# [THE EXERCISE]
Below are records. Count every line containing the word "color" and give the number alone.

# [INFORMATION SHOWN]
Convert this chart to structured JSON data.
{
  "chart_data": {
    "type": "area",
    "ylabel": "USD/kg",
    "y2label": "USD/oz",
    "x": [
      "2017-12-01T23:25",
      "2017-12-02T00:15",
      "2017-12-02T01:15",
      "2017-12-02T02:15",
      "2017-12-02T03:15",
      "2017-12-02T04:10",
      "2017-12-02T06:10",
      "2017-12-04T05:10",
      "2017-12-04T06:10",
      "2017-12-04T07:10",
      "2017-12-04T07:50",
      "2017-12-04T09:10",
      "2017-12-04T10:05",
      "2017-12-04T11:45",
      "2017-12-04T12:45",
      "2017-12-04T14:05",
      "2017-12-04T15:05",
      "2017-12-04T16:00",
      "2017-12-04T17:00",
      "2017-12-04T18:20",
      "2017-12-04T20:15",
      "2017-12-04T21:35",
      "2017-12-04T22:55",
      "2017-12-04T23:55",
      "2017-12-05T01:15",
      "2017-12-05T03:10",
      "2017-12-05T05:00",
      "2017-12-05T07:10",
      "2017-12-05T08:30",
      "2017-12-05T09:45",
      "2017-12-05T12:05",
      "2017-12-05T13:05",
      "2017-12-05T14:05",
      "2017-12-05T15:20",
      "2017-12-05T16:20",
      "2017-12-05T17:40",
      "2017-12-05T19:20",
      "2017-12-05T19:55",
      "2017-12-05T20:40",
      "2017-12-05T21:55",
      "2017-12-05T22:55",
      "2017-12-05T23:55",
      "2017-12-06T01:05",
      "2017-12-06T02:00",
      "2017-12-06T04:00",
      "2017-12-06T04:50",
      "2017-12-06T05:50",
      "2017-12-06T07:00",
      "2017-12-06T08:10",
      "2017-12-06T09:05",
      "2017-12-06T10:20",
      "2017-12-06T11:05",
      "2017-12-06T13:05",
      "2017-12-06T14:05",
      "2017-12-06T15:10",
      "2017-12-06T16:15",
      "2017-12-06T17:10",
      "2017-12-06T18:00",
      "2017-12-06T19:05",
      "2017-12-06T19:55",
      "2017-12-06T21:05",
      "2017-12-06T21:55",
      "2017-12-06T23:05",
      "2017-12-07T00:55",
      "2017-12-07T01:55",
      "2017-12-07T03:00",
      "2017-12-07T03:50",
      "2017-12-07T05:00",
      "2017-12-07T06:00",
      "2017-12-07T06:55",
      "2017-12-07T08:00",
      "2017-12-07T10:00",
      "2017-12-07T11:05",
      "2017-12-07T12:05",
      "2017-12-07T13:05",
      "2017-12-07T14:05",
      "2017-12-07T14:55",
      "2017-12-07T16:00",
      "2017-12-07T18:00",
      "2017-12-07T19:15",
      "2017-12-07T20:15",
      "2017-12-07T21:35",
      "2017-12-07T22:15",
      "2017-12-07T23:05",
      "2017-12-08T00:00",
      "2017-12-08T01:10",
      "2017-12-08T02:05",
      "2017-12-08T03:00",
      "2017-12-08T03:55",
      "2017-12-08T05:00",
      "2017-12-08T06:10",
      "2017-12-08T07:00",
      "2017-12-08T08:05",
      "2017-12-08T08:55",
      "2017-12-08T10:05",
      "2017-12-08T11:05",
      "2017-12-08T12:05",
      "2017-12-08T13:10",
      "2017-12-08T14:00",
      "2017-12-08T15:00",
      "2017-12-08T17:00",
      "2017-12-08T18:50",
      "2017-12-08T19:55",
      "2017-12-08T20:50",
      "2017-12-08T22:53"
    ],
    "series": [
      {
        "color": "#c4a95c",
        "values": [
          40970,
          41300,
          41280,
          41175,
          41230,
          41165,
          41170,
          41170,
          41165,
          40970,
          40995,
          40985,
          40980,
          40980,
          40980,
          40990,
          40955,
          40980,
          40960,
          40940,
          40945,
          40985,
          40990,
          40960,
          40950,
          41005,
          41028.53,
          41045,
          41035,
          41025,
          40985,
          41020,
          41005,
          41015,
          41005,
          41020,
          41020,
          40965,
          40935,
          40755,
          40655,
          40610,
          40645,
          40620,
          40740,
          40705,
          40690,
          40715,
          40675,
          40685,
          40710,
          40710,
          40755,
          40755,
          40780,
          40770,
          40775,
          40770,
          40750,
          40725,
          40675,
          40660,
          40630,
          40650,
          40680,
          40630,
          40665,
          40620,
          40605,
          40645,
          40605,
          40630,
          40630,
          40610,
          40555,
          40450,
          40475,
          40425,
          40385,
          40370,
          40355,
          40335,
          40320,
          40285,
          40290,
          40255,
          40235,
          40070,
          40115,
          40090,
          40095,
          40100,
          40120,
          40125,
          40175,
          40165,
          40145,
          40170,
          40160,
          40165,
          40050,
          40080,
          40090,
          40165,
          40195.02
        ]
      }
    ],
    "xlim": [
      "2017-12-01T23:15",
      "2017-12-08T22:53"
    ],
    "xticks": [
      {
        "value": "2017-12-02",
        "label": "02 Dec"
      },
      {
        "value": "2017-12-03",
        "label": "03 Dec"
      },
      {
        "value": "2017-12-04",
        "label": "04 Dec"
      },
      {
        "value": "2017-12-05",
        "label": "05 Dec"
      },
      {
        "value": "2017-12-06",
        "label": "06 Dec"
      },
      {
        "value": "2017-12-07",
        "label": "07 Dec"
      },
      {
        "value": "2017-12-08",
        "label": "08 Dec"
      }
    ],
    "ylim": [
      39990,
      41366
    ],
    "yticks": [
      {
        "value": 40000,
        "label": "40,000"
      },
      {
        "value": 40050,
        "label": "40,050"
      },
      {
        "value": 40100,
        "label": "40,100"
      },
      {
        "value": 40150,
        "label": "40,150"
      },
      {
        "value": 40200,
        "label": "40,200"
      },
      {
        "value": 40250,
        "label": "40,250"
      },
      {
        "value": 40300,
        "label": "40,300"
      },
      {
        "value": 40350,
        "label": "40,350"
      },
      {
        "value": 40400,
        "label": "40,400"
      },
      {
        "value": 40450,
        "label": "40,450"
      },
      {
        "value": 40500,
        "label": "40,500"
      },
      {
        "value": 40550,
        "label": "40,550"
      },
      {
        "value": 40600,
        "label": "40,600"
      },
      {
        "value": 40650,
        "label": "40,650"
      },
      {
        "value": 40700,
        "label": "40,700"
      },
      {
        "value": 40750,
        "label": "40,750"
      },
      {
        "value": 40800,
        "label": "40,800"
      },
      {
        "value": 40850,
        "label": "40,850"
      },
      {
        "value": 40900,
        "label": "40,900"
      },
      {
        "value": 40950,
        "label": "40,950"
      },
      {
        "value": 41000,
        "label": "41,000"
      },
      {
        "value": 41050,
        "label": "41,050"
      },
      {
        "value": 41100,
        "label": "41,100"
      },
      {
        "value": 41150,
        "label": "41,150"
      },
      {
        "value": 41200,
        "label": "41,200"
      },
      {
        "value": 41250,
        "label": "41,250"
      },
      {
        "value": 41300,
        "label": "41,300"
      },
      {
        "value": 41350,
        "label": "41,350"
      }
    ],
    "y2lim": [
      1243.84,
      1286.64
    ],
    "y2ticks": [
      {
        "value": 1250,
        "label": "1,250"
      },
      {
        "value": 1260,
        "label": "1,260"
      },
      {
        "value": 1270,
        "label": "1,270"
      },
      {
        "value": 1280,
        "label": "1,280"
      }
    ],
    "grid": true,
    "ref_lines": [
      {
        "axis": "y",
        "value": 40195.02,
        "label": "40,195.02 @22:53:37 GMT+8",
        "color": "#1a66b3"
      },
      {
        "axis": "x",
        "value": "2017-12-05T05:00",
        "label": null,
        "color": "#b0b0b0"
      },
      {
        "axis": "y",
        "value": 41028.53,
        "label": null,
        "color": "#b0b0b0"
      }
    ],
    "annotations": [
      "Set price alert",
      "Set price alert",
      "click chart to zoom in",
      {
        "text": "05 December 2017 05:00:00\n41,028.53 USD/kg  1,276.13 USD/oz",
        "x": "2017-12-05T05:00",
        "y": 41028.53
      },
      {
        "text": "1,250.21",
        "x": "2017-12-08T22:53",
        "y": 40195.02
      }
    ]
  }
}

# [RESULT BELOW]
4